## Data in this exercise
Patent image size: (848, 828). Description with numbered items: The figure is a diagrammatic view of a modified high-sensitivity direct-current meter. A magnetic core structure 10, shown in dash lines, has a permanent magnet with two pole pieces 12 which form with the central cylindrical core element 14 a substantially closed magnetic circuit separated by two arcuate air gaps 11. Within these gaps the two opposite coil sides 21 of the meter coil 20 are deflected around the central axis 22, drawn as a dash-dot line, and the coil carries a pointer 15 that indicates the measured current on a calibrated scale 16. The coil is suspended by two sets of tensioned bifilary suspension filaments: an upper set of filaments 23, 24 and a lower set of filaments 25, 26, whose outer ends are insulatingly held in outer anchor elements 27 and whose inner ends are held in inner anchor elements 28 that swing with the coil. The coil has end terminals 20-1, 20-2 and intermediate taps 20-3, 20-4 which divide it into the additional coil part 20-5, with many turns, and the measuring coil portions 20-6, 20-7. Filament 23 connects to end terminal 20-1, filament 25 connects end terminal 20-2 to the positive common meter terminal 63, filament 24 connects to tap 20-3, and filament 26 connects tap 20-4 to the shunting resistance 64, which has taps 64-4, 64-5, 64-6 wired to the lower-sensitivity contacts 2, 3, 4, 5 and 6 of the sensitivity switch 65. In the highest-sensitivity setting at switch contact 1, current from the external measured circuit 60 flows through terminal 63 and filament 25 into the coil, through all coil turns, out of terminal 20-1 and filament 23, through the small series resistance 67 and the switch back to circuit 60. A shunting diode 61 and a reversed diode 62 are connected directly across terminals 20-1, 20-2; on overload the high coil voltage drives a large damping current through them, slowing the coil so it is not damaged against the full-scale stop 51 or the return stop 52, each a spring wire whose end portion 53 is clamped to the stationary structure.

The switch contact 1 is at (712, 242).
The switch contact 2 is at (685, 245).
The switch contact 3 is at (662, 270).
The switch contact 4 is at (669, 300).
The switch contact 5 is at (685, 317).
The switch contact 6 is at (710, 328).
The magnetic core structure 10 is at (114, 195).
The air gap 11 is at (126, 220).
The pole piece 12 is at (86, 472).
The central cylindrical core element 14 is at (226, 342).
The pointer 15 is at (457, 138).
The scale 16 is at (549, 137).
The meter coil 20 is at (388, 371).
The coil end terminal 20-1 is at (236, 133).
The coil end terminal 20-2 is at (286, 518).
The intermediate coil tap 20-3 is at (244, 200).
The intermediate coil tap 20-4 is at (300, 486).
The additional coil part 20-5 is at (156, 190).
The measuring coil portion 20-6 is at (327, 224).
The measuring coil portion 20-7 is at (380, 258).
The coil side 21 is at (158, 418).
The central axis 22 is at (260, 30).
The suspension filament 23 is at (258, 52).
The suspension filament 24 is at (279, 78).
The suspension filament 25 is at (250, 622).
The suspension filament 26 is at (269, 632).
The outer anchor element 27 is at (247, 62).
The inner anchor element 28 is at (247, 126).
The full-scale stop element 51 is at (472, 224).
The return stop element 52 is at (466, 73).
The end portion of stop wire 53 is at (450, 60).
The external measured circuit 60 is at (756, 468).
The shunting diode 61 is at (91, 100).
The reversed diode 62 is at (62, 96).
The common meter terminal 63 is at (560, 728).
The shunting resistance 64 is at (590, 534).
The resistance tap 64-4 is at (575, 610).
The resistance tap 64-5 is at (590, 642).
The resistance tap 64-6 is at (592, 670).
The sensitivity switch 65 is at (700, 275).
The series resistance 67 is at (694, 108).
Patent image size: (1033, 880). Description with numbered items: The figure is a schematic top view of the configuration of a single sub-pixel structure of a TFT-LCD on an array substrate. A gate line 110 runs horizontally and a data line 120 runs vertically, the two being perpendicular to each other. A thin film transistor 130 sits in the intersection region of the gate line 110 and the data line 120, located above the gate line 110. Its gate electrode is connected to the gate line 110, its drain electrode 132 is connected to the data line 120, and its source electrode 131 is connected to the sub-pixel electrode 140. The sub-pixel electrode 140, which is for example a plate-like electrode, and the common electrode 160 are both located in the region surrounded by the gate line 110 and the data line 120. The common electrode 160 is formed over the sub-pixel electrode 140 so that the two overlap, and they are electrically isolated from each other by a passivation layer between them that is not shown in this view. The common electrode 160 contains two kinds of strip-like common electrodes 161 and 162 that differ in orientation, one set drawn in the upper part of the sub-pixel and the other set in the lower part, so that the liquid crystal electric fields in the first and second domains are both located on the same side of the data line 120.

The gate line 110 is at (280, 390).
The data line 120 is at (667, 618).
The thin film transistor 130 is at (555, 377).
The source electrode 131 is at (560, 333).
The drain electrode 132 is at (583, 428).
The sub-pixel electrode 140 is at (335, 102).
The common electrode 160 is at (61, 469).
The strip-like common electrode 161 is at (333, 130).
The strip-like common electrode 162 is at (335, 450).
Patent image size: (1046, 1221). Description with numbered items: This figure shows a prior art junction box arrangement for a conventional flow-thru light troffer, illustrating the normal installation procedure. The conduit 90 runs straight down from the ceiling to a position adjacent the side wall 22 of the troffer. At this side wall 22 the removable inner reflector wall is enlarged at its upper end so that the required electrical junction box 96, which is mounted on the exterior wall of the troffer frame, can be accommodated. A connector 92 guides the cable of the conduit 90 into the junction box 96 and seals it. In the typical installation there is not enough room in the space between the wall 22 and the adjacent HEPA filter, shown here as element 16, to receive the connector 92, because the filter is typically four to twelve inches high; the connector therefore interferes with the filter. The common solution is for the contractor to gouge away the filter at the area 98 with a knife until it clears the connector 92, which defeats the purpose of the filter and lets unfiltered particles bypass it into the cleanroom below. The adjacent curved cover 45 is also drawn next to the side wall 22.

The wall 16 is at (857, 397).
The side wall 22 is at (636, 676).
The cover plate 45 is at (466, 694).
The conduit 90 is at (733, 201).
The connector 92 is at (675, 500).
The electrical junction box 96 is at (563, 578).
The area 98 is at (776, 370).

## Exercise directions
Return each line of the data above that contains the string "magnetic", treating uppercase and lowercase as different.

## Response to this exercise
Patent image size: (848, 828). Description with numbered items: The figure is a diagrammatic view of a modified high-sensitivity direct-current meter. A magnetic core structure 10, shown in dash lines, has a permanent magnet with two pole pieces 12 which form with the central cylindrical core element 14 a substantially closed magnetic circuit separated by two arcuate air gaps 11. Within these gaps the two opposite coil sides 21 of the meter coil 20 are deflected around the central axis 22, drawn as a dash-dot line, and the coil carries a pointer 15 that indicates the measured current on a calibrated scale 16. The coil is suspended by two sets of tensioned bifilary suspension filaments: an upper set of filaments 23, 24 and a lower set of filaments 25, 26, whose outer ends are insulatingly held in outer anchor elements 27 and whose inner ends are held in inner anchor elements 28 that swing with the coil. The coil has end terminals 20-1, 20-2 and intermediate taps 20-3, 20-4 which divide it into the additional coil part 20-5, with many turns, and the measuring coil portions 20-6, 20-7. Filament 23 connects to end terminal 20-1, filament 25 connects end terminal 20-2 to the positive common meter terminal 63, filament 24 connects to tap 20-3, and filament 26 connects tap 20-4 to the shunting resistance 64, which has taps 64-4, 64-5, 64-6 wired to the lower-sensitivity contacts 2, 3, 4, 5 and 6 of the sensitivity switch 65. In the highest-sensitivity setting at switch contact 1, current from the external measured circuit 60 flows through terminal 63 and filament 25 into the coil, through all coil turns, out of terminal 20-1 and filament 23, through the small series resistance 67 and the switch back to circuit 60. A shunting diode 61 and a reversed diode 62 are connected directly across terminals 20-1, 20-2; on overload the high coil voltage drives a large damping current through them, slowing the coil so it is not damaged against the full-scale stop 51 or the return stop 52, each a spring wire whose end portion 53 is clamped to the stationary structure.
The magnetic core structure 10 is at (114, 195).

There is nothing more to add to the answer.